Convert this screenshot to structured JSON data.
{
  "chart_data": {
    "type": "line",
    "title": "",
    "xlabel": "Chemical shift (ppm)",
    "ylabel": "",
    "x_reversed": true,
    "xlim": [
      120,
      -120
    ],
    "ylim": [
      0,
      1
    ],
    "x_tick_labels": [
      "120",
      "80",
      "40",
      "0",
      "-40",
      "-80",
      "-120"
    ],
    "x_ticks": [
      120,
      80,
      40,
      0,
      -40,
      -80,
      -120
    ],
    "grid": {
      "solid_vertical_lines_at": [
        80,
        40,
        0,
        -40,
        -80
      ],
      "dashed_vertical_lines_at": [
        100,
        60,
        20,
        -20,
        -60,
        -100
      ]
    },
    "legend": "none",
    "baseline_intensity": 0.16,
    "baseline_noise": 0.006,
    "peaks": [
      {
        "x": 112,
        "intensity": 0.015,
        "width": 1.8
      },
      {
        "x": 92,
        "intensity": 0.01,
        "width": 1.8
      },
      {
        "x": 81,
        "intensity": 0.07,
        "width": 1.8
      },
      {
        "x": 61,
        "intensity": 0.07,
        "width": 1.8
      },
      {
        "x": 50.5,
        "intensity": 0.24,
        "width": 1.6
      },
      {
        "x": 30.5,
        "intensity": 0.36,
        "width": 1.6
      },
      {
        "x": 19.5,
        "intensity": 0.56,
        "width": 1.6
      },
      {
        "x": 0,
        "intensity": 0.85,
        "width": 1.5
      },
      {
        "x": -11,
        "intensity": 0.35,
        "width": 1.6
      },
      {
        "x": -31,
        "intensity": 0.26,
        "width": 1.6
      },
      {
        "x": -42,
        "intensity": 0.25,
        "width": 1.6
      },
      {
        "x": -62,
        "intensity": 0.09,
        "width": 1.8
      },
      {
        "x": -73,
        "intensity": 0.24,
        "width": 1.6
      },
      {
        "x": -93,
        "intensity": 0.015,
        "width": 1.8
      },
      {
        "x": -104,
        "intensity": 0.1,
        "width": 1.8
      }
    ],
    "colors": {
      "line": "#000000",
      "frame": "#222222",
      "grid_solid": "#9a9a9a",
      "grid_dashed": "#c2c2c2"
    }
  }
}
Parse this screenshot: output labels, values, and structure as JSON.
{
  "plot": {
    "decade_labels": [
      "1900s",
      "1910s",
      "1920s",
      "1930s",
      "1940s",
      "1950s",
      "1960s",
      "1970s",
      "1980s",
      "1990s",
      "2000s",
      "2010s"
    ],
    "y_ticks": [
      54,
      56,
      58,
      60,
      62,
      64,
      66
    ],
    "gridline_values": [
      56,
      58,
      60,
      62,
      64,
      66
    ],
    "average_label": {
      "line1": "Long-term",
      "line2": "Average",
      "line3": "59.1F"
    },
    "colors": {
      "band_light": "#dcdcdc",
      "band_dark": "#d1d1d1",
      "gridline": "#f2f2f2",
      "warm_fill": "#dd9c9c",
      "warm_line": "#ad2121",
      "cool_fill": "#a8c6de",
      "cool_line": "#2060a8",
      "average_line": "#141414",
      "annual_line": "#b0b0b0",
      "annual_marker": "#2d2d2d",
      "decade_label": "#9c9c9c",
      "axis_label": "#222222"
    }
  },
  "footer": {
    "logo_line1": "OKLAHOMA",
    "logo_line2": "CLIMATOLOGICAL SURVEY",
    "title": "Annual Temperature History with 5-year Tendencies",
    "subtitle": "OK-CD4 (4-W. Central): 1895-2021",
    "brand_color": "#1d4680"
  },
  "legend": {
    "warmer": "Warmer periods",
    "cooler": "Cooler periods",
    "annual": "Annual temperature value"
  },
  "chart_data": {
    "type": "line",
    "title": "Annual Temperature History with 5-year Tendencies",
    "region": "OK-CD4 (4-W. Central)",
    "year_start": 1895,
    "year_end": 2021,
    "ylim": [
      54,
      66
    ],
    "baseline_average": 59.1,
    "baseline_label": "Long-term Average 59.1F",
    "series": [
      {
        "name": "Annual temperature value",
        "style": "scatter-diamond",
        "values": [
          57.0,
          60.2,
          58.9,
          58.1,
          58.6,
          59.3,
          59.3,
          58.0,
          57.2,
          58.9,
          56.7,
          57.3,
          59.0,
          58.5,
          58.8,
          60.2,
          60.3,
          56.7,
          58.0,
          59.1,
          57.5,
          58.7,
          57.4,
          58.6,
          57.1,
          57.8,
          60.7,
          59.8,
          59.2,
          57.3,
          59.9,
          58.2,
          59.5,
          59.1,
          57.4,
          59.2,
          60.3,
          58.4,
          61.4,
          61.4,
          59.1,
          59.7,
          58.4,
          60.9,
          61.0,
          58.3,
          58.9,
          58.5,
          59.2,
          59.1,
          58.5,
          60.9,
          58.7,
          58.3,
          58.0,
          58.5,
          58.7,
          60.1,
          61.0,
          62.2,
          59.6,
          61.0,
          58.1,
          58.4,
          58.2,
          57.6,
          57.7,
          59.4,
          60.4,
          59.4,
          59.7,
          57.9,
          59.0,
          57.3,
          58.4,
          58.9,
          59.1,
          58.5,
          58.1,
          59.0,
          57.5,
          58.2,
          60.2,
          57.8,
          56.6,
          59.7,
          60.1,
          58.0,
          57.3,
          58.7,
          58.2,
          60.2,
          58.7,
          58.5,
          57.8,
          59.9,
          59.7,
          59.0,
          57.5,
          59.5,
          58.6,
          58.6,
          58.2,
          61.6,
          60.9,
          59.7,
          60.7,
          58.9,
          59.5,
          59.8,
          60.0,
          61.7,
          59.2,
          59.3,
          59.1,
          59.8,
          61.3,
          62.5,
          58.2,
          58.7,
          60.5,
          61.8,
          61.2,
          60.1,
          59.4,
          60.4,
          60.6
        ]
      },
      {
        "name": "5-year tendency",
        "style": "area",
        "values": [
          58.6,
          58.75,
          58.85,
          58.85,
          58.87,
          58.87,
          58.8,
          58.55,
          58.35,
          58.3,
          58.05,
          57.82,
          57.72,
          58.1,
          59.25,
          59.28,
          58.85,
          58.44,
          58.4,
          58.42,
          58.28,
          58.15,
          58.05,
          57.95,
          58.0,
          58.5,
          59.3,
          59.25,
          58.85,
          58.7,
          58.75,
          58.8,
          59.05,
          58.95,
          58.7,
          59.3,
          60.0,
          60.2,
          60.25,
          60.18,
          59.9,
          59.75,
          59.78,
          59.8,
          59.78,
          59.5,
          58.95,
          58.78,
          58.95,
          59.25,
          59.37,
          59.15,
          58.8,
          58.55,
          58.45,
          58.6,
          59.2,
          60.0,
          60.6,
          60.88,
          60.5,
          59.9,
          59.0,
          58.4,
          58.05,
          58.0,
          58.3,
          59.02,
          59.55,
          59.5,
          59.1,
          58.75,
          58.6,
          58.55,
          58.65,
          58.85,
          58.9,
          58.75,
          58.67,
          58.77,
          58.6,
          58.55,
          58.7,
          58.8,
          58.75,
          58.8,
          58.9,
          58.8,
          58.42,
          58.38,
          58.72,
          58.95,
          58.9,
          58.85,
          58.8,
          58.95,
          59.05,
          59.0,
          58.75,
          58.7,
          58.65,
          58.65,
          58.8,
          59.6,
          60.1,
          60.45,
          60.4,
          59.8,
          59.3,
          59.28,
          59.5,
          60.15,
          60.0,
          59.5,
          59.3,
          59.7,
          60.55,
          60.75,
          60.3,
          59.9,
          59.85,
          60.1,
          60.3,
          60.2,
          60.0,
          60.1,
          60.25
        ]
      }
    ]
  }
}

- - -

» **Exercise description**: Each line of the data that includes the word "screenshot" counts once; report the total and nothing more.

» **Output for this exercise**: 2